GIVEN EXERCISE:
Every line holding the string "problème" should be gathered.

** Start **

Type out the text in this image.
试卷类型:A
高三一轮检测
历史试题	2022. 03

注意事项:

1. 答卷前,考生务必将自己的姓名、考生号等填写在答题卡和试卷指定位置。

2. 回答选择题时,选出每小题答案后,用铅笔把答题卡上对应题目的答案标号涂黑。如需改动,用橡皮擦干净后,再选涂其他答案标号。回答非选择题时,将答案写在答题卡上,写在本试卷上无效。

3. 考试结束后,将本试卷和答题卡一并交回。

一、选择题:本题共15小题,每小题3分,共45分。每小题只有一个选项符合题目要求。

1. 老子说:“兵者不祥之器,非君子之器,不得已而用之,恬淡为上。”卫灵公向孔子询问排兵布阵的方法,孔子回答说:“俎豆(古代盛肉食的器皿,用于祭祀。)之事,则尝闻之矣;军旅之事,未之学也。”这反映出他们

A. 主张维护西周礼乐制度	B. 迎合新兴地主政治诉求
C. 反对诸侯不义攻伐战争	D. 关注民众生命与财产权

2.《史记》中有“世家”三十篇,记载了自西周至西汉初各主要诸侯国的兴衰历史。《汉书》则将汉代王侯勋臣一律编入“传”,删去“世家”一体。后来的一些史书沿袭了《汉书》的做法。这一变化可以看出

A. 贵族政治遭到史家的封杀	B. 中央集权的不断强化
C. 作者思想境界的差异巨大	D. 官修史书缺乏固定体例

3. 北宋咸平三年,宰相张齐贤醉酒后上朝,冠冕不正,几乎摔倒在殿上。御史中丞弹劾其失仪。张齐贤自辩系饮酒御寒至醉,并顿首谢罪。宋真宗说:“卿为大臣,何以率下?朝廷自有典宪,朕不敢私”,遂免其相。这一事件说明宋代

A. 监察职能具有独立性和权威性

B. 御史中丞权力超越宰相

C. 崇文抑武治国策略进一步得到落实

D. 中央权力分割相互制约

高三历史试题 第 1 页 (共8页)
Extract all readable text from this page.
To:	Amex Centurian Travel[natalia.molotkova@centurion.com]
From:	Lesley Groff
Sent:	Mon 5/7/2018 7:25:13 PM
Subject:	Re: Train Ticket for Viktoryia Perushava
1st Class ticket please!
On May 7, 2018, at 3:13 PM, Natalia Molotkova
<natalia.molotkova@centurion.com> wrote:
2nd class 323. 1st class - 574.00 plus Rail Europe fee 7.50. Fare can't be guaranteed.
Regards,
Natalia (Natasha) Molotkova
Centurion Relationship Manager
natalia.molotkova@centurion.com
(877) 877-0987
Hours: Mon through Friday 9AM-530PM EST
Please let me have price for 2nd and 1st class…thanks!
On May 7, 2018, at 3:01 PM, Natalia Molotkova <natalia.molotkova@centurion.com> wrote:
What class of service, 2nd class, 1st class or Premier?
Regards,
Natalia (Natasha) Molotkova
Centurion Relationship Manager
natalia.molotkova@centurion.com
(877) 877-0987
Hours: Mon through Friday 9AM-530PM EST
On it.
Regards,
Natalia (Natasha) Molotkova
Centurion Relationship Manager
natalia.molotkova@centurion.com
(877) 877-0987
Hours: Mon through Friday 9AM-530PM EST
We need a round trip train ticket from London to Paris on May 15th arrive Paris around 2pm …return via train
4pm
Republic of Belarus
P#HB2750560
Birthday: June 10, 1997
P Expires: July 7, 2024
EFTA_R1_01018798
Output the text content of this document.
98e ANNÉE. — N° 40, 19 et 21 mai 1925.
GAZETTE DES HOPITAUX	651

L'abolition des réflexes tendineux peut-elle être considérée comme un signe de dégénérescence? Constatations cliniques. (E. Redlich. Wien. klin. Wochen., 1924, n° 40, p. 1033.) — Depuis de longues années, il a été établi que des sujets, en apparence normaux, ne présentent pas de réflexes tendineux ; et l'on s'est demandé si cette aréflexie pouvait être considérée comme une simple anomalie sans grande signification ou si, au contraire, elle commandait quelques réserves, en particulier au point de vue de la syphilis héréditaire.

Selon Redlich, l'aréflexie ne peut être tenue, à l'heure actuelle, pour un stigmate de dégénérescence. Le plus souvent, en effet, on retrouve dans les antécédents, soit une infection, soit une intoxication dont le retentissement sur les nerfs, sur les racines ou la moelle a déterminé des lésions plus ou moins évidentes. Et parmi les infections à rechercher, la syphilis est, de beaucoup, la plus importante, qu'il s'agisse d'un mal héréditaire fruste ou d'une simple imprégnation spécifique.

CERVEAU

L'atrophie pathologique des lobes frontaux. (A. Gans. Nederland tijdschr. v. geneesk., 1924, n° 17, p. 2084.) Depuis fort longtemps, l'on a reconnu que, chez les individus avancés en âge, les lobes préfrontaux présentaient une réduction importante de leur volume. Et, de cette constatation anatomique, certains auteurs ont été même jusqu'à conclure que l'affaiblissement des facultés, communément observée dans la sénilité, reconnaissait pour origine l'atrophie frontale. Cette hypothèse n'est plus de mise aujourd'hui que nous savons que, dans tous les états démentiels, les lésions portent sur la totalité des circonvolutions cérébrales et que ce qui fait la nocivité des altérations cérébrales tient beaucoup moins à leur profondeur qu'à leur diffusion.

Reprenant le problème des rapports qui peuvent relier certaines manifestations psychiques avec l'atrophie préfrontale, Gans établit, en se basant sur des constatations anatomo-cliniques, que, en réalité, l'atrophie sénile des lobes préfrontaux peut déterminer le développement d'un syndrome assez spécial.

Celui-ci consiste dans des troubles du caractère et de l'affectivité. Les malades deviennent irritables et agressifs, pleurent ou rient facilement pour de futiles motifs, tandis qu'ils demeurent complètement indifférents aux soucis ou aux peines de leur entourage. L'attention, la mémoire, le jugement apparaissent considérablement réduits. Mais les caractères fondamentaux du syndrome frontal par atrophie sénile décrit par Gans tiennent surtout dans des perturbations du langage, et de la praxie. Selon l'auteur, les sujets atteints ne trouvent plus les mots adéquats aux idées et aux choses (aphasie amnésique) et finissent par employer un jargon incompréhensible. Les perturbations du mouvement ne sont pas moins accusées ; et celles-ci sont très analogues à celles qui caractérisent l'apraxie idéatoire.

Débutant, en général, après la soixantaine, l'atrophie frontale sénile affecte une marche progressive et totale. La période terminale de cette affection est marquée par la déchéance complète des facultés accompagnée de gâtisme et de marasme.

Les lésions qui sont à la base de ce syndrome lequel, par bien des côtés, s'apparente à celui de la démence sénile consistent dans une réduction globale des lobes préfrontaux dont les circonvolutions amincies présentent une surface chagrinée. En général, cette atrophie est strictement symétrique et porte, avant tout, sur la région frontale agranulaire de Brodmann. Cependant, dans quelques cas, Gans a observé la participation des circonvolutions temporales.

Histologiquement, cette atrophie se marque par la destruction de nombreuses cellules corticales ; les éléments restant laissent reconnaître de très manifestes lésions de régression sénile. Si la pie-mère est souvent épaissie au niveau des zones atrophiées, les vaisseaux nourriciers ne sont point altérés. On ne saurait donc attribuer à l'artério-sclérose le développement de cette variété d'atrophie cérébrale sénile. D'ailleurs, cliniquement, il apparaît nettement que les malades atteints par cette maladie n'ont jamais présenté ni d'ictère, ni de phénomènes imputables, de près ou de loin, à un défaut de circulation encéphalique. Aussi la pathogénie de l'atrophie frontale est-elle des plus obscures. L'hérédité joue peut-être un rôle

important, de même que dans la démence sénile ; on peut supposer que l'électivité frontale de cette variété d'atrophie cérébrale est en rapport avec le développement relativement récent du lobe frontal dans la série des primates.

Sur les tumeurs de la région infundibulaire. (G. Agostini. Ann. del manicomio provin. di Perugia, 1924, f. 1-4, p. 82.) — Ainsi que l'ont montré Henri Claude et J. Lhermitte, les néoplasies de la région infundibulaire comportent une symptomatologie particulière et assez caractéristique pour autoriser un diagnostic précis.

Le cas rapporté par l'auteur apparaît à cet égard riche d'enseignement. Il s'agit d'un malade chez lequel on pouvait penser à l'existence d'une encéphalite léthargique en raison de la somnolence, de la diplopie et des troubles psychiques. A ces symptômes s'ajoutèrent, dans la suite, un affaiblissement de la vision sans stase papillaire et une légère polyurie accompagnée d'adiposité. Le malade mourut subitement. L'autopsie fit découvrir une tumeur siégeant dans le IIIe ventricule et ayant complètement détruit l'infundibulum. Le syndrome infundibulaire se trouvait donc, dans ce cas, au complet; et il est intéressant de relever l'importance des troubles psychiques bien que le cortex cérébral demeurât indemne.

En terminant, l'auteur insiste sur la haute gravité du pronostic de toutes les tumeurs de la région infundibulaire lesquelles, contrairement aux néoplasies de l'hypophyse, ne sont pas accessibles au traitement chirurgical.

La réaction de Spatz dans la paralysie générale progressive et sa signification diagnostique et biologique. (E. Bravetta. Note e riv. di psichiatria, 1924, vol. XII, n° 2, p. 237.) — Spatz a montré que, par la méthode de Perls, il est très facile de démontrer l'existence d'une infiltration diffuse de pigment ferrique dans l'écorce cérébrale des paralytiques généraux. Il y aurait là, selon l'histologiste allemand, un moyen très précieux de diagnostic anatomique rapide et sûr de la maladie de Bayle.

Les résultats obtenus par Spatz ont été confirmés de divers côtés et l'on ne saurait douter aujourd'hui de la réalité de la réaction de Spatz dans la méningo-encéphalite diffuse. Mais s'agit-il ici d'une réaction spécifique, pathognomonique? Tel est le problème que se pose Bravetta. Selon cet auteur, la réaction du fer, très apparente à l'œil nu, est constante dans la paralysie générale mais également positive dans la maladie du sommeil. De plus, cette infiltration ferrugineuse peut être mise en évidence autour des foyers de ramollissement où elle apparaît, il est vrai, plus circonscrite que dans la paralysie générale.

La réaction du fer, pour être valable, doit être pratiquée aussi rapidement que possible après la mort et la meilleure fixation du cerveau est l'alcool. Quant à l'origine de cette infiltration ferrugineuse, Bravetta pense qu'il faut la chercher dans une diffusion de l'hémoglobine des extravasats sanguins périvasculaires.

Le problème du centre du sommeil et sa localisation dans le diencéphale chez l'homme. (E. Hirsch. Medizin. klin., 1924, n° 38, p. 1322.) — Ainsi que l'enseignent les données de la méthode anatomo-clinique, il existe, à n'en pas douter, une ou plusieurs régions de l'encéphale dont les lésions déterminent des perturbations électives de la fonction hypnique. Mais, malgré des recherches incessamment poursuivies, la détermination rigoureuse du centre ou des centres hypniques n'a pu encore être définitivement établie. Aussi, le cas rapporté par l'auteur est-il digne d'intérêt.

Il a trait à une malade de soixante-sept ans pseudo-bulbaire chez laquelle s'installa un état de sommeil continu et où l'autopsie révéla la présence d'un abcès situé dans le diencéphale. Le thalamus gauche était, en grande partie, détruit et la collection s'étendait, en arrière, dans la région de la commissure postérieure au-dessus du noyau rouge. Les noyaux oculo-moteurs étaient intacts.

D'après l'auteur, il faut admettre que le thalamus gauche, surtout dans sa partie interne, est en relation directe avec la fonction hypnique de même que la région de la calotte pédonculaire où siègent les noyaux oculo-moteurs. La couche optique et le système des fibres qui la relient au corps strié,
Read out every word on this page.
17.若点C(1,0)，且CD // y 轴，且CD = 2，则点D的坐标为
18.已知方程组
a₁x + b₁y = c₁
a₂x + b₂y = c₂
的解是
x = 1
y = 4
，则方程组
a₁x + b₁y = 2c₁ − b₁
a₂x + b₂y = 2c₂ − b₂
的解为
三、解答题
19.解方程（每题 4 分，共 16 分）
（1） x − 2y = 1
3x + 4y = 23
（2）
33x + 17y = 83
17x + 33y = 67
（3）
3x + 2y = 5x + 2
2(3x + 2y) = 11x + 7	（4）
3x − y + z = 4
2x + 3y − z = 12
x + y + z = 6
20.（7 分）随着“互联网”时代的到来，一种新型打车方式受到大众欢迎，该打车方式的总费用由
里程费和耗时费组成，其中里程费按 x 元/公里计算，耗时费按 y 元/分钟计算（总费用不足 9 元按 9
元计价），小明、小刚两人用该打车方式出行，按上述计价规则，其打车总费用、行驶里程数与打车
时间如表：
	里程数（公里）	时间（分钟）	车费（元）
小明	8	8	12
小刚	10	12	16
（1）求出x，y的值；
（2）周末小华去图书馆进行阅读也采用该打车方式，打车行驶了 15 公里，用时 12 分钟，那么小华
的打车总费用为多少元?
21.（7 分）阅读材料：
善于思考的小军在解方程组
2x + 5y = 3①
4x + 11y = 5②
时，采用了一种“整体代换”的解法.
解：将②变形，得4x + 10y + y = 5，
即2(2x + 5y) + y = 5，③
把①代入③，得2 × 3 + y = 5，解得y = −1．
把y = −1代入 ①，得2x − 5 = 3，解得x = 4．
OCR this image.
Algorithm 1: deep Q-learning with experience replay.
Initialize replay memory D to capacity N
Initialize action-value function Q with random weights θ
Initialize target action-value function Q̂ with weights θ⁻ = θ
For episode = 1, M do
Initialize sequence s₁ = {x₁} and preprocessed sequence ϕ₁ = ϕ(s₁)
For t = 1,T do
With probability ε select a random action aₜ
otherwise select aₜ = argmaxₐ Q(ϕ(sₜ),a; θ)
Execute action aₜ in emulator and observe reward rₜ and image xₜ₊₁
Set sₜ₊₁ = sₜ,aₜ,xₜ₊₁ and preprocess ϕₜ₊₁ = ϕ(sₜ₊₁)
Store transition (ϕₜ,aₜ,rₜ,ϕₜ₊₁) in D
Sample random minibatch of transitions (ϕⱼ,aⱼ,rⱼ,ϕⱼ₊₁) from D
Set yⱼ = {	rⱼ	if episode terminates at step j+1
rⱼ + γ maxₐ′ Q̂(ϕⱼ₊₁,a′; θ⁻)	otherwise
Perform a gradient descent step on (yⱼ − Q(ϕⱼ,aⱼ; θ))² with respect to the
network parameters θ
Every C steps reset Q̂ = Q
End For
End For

** End **

CORRECT ANSWER:
Reprenant le problème des rapports qui peuvent relier certaines manifestations psychiques avec l'atrophie préfrontale, Gans établit, en se basant sur des constatations anatomo-cliniques, que, en réalité, l'atrophie sénile des lobes préfrontaux peut déterminer le développement d'un syndrome assez spécial.
Les résultats obtenus par Spatz ont été confirmés de divers côtés et l'on ne saurait douter aujourd'hui de la réalité de la réaction de Spatz dans la méningo-encéphalite diffuse. Mais s'agit-il ici d'une réaction spécifique, pathognomonique? Tel est le problème que se pose Bravetta. Selon cet auteur, la réaction du fer, très apparente à l'œil nu, est constante dans la paralysie générale mais également positive dans la maladie du sommeil. De plus, cette infiltration ferrugineuse peut être mise en évidence autour des foyers de ramollissement où elle apparaît, il est vrai, plus circonscrite que dans la paralysie générale.
Le problème du centre du sommeil et sa localisation dans le diencéphale chez l'homme. (E. Hirsch. Medizin. klin., 1924, n° 38, p. 1322.) — Ainsi que l'enseignent les données de la méthode anatomo-clinique, il existe, à n'en pas douter, une ou plusieurs régions de l'encéphale dont les lésions déterminent des perturbations électives de la fonction hypnique. Mais, malgré des recherches incessamment poursuivies, la détermination rigoureuse du centre ou des centres hypniques n'a pu encore être définitivement établie. Aussi, le cas rapporté par l'auteur est-il digne d'intérêt.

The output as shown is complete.